* _Set exercise_
Which lines have the string "this"? Copy all of them from the entries below.

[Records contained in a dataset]
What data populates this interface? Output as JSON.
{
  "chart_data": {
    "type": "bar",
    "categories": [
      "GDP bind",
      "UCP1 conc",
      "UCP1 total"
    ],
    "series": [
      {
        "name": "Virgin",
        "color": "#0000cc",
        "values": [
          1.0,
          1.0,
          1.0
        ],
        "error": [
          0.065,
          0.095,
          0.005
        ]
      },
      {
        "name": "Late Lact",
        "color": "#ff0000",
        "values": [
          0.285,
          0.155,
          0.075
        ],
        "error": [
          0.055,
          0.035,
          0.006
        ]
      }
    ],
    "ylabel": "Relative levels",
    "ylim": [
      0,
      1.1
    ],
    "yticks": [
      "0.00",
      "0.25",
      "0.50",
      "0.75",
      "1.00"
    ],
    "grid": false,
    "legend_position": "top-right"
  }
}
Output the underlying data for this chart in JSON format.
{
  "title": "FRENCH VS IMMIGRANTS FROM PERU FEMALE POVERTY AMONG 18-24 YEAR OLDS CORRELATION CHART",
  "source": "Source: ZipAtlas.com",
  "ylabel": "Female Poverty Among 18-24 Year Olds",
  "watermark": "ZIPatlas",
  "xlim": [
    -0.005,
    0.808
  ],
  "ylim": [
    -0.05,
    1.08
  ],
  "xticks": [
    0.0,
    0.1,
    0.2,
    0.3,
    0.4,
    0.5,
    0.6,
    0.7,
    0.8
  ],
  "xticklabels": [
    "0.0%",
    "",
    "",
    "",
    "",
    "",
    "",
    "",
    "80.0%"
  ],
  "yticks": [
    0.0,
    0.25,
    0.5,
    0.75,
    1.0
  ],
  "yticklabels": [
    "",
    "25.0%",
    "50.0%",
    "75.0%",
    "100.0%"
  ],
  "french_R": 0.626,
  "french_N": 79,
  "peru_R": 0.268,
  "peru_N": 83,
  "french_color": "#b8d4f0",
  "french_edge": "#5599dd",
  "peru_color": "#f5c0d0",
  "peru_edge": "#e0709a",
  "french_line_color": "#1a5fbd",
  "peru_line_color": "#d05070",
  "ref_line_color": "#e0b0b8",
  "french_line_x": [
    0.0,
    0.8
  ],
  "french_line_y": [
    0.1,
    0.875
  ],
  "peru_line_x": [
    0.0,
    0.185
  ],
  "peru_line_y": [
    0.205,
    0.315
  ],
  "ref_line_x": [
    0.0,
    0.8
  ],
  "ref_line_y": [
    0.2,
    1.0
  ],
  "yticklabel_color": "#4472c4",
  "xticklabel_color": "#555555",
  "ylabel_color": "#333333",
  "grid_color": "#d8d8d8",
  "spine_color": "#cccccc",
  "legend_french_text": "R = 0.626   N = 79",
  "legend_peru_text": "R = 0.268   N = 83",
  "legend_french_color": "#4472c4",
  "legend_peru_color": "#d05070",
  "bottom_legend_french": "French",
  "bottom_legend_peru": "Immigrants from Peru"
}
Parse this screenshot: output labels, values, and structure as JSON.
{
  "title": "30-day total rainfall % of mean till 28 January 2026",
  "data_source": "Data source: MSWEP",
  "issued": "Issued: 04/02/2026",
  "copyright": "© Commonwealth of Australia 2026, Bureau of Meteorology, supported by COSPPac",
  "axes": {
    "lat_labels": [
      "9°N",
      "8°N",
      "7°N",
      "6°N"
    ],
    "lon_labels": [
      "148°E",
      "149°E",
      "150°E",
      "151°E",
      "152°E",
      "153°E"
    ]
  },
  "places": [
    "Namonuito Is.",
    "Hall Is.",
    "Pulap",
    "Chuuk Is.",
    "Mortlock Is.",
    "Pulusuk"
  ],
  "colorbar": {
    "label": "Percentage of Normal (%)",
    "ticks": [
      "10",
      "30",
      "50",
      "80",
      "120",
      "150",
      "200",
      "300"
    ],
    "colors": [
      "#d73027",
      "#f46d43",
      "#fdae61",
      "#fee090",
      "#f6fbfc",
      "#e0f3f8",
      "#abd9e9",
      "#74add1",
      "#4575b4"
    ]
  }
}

* _The solution_
What data populates this interface? Output as JSON.
Output the underlying data for this chart in JSON format.
Parse this screenshot: output labels, values, and structure as JSON.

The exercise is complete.